WHAT THE EXERCISE ASKS:
For the records that follow, return only the count of lines containing the string "ACCOUNT".

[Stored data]
* Begin *

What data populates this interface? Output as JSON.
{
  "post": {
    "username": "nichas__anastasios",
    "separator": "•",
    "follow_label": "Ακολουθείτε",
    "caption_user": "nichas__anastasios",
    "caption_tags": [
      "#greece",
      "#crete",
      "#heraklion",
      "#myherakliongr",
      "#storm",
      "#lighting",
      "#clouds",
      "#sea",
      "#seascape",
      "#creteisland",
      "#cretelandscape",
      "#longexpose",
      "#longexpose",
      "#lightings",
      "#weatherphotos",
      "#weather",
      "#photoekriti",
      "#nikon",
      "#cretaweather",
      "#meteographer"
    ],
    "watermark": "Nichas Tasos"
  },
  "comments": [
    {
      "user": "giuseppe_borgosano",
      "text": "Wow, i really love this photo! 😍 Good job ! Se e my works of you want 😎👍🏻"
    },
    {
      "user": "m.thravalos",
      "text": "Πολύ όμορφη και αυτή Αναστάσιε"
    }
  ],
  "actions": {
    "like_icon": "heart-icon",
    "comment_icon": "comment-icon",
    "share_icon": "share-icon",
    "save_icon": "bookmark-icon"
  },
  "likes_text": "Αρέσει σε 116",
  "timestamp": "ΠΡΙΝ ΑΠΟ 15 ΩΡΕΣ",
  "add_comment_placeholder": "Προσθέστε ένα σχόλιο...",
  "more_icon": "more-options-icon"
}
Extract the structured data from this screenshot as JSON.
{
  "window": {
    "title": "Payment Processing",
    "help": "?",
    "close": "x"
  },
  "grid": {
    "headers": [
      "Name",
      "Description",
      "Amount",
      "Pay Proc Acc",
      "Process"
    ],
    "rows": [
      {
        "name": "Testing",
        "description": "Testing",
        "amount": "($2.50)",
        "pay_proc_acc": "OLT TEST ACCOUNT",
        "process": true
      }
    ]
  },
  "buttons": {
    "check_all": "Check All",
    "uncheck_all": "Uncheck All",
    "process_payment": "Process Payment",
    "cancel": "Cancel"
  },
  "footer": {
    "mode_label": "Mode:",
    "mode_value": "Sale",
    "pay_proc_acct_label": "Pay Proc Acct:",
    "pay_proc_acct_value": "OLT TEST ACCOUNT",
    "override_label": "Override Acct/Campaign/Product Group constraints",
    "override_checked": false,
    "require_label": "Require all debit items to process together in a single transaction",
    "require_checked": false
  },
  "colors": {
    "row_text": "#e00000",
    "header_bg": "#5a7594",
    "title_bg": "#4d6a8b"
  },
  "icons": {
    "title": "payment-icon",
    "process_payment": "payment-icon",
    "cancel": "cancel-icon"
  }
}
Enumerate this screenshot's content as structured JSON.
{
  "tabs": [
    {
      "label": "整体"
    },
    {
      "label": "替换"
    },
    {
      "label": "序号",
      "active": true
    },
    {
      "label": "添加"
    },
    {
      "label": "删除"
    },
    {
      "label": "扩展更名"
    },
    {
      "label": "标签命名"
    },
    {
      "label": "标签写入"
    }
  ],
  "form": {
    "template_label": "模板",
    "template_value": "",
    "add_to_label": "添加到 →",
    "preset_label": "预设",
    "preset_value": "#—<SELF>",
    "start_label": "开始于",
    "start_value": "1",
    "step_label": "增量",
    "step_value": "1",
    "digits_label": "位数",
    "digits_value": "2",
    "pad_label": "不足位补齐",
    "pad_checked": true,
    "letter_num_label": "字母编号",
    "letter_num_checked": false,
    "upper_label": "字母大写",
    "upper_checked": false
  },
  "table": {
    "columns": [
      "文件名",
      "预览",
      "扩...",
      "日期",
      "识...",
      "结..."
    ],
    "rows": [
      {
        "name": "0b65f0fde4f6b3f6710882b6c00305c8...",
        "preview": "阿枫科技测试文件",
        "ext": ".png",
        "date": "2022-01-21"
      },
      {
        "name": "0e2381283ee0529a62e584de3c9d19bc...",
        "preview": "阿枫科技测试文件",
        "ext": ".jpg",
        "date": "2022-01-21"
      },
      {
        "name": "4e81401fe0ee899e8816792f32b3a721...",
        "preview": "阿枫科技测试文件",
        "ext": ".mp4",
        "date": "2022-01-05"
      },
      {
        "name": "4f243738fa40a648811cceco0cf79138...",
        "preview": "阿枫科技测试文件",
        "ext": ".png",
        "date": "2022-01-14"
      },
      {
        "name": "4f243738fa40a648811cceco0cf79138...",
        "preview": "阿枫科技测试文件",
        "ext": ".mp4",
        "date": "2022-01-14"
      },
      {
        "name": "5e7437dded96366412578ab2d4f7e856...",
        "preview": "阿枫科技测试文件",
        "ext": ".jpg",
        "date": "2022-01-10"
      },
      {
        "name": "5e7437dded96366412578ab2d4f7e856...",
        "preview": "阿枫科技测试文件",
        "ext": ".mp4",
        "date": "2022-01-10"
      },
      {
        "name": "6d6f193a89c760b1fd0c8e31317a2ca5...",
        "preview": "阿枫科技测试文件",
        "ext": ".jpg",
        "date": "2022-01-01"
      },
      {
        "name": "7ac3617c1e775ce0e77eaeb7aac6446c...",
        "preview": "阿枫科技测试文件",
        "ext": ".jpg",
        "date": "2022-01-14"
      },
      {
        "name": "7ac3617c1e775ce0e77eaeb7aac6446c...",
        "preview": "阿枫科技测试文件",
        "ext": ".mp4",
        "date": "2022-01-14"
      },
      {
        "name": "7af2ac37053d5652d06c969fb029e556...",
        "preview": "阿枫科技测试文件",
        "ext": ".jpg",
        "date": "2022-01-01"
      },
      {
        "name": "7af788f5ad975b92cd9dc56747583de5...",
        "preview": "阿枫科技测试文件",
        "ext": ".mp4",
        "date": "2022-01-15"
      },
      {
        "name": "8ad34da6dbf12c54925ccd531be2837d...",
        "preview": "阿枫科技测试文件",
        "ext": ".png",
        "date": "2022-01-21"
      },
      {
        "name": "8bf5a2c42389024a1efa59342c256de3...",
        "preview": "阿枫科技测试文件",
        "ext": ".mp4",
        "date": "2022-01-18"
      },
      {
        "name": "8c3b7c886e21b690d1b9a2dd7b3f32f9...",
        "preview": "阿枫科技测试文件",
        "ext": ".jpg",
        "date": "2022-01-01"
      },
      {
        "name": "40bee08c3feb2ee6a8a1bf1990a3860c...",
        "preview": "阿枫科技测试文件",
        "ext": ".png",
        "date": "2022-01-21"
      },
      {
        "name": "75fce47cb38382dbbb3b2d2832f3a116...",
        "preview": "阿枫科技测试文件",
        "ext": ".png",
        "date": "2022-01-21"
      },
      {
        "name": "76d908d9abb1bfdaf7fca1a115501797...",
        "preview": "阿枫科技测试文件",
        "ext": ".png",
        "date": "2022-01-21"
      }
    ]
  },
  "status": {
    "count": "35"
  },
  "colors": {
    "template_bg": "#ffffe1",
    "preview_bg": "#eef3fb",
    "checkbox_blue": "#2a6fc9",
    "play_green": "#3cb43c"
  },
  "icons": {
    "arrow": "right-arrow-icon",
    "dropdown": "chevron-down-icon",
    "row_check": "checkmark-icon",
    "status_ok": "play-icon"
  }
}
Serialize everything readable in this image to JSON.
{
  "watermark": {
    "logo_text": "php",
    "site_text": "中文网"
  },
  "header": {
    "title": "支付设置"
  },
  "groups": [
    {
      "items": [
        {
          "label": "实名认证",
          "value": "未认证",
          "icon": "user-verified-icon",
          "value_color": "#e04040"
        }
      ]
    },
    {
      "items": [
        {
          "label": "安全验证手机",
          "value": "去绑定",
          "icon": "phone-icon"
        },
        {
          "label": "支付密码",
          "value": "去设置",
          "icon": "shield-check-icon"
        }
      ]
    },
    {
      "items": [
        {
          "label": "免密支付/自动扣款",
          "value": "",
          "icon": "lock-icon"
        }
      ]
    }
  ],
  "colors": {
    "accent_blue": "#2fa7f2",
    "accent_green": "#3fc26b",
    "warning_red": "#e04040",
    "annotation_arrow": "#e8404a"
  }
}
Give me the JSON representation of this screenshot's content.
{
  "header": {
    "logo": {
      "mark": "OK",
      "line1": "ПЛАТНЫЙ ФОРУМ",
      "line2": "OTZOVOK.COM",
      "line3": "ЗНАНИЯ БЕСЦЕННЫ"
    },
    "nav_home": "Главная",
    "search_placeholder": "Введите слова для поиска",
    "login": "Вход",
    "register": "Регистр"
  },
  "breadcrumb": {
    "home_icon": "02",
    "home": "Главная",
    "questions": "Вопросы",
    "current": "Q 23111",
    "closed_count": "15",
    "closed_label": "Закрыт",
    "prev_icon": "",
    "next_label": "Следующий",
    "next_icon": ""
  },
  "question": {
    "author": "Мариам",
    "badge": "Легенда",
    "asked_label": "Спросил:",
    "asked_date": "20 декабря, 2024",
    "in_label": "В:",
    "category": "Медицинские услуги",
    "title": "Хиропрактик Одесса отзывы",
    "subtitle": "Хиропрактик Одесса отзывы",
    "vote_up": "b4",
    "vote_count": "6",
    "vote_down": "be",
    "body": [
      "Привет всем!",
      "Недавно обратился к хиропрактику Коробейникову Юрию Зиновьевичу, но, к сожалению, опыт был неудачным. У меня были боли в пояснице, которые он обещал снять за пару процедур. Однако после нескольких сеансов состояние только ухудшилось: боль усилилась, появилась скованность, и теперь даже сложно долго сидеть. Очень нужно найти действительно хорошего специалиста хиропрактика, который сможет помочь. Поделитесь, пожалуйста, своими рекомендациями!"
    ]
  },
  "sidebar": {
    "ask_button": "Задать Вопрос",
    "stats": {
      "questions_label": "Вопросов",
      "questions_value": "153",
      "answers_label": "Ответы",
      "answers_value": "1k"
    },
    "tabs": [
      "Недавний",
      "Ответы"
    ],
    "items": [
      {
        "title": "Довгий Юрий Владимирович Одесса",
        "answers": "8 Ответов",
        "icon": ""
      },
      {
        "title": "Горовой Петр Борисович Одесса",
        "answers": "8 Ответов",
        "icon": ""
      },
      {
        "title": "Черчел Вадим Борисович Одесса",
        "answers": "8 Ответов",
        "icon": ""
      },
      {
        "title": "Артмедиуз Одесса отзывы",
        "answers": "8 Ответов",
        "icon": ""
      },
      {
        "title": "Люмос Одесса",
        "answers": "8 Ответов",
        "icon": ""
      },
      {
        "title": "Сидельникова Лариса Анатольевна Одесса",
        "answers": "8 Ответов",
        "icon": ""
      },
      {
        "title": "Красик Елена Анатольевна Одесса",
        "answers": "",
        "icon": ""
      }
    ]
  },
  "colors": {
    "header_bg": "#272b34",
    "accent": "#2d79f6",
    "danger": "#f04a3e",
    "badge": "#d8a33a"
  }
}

* End *

IN RESPONSE:
2